### TO DO
Your job is to retype all of the data word for word, leaving every image out.

### AVAILABLE DATA

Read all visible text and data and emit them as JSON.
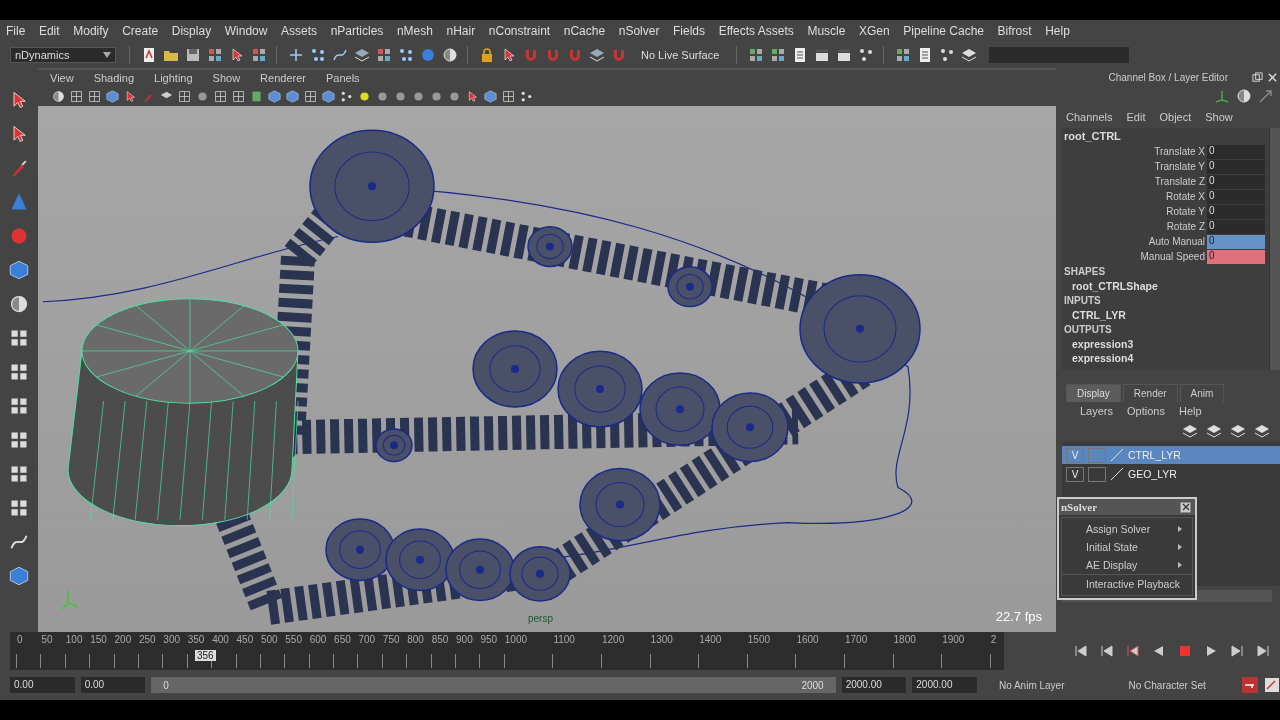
{
  "menubar": [
    "File",
    "Edit",
    "Modify",
    "Create",
    "Display",
    "Window",
    "Assets",
    "nParticles",
    "nMesh",
    "nHair",
    "nConstraint",
    "nCache",
    "nSolver",
    "Fields",
    "Effects Assets",
    "Muscle",
    "XGen",
    "Pipeline Cache",
    "Bifrost",
    "Help"
  ],
  "shelf": {
    "menu_set": "nDynamics",
    "live_surface": "No Live Surface"
  },
  "panel_menu": [
    "View",
    "Shading",
    "Lighting",
    "Show",
    "Renderer",
    "Panels"
  ],
  "viewport": {
    "camera": "persp",
    "fps": "22.7 fps"
  },
  "channel_box": {
    "title": "Channel Box / Layer Editor",
    "menus": [
      "Channels",
      "Edit",
      "Object",
      "Show"
    ],
    "object": "root_CTRL",
    "attributes": [
      {
        "name": "Translate X",
        "value": "0",
        "color": "#2b2b2b"
      },
      {
        "name": "Translate Y",
        "value": "0",
        "color": "#2b2b2b"
      },
      {
        "name": "Translate Z",
        "value": "0",
        "color": "#2b2b2b"
      },
      {
        "name": "Rotate X",
        "value": "0",
        "color": "#2b2b2b"
      },
      {
        "name": "Rotate Y",
        "value": "0",
        "color": "#2b2b2b"
      },
      {
        "name": "Rotate Z",
        "value": "0",
        "color": "#2b2b2b"
      },
      {
        "name": "Auto Manual",
        "value": "0",
        "color": "#6593c8"
      },
      {
        "name": "Manual Speed",
        "value": "0",
        "color": "#e0707a"
      }
    ],
    "sections": [
      {
        "heading": "SHAPES",
        "items": [
          "root_CTRLShape"
        ]
      },
      {
        "heading": "INPUTS",
        "items": [
          "CTRL_LYR"
        ]
      },
      {
        "heading": "OUTPUTS",
        "items": [
          "expression3",
          "expression4"
        ]
      }
    ]
  },
  "layer_editor": {
    "tabs": [
      {
        "label": "Display",
        "selected": true
      },
      {
        "label": "Render",
        "selected": false
      },
      {
        "label": "Anim",
        "selected": false
      }
    ],
    "menus": [
      "Layers",
      "Options",
      "Help"
    ],
    "layers": [
      {
        "visibility": "V",
        "name": "CTRL_LYR",
        "selected": true
      },
      {
        "visibility": "V",
        "name": "GEO_LYR",
        "selected": false
      }
    ]
  },
  "nsolver_menu": {
    "title": "nSolver",
    "items": [
      {
        "label": "Assign Solver",
        "kind": "submenu"
      },
      {
        "label": "Initial State",
        "kind": "submenu"
      },
      {
        "label": "AE Display",
        "kind": "submenu"
      },
      {
        "label": "Interactive Playback",
        "kind": "command"
      }
    ]
  },
  "timeline": {
    "ticks": [
      "0",
      "50",
      "100",
      "150",
      "200",
      "250",
      "300",
      "350",
      "400",
      "450",
      "500",
      "550",
      "600",
      "650",
      "700",
      "750",
      "800",
      "850",
      "900",
      "950",
      "1000",
      "1100",
      "1200",
      "1300",
      "1400",
      "1500",
      "1600",
      "1700",
      "1800",
      "1900",
      "2"
    ],
    "current_frame": {
      "label": "356",
      "level": 0.18
    }
  },
  "range": {
    "level": 1,
    "start": "0.00",
    "playback_start": "0.00",
    "slider_start": "0",
    "slider_end": "2000",
    "playback_end": "2000.00",
    "end": "2000.00"
  },
  "anim_layer": "No Anim Layer",
  "character_set": "No Character Set"
}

### FINAL ANSWER
Read all visible text and data and emit them as JSON.
{
  "menubar": [
    "File",
    "Edit",
    "Modify",
    "Create",
    "Display",
    "Window",
    "Assets",
    "nParticles",
    "nMesh",
    "nHair",
    "nConstraint",
    "nCache",
    "nSolver",
    "Fields",
    "Effects Assets",
    "Muscle",
    "XGen",
    "Pipeline Cache",
    "Bifrost",
    "Help"
  ],
  "shelf": {
    "menu_set": "nDynamics",
    "live_surface": "No Live Surface"
  },
  "panel_menu": [
    "View",
    "Shading",
    "Lighting",
    "Show",
    "Renderer",
    "Panels"
  ],
  "viewport": {
    "camera": "persp",
    "fps": "22.7 fps"
  },
  "channel_box": {
    "title": "Channel Box / Layer Editor",
    "menus": [
      "Channels",
      "Edit",
      "Object",
      "Show"
    ],
    "object": "root_CTRL",
    "attributes": [
      {
        "name": "Translate X",
        "value": "0",
        "color": "#2b2b2b"
      },
      {
        "name": "Translate Y",
        "value": "0",
        "color": "#2b2b2b"
      },
      {
        "name": "Translate Z",
        "value": "0",
        "color": "#2b2b2b"
      },
      {
        "name": "Rotate X",
        "value": "0",
        "color": "#2b2b2b"
      },
      {
        "name": "Rotate Y",
        "value": "0",
        "color": "#2b2b2b"
      },
      {
        "name": "Rotate Z",
        "value": "0",
        "color": "#2b2b2b"
      },
      {
        "name": "Auto Manual",
        "value": "0",
        "color": "#6593c8"
      },
      {
        "name": "Manual Speed",
        "value": "0",
        "color": "#e0707a"
      }
    ],
    "sections": [
      {
        "heading": "SHAPES",
        "items": [
          "root_CTRLShape"
        ]
      },
      {
        "heading": "INPUTS",
        "items": [
          "CTRL_LYR"
        ]
      },
      {
        "heading": "OUTPUTS",
        "items": [
          "expression3",
          "expression4"
        ]
      }
    ]
  },
  "layer_editor": {
    "tabs": [
      {
        "label": "Display",
        "selected": true
      },
      {
        "label": "Render",
        "selected": false
      },
      {
        "label": "Anim",
        "selected": false
      }
    ],
    "menus": [
      "Layers",
      "Options",
      "Help"
    ],
    "layers": [
      {
        "visibility": "V",
        "name": "CTRL_LYR",
        "selected": true
      },
      {
        "visibility": "V",
        "name": "GEO_LYR",
        "selected": false
      }
    ]
  },
  "nsolver_menu": {
    "title": "nSolver",
    "items": [
      {
        "label": "Assign Solver",
        "kind": "submenu"
      },
      {
        "label": "Initial State",
        "kind": "submenu"
      },
      {
        "label": "AE Display",
        "kind": "submenu"
      },
      {
        "label": "Interactive Playback",
        "kind": "command"
      }
    ]
  },
  "timeline": {
    "ticks": [
      "0",
      "50",
      "100",
      "150",
      "200",
      "250",
      "300",
      "350",
      "400",
      "450",
      "500",
      "550",
      "600",
      "650",
      "700",
      "750",
      "800",
      "850",
      "900",
      "950",
      "1000",
      "1100",
      "1200",
      "1300",
      "1400",
      "1500",
      "1600",
      "1700",
      "1800",
      "1900",
      "2"
    ],
    "current_frame": {
      "label": "356",
      "level": 0.18
    }
  },
  "range": {
    "level": 1,
    "start": "0.00",
    "playback_start": "0.00",
    "slider_start": "0",
    "slider_end": "2000",
    "playback_end": "2000.00",
    "end": "2000.00"
  },
  "anim_layer": "No Anim Layer",
  "character_set": "No Character Set"
}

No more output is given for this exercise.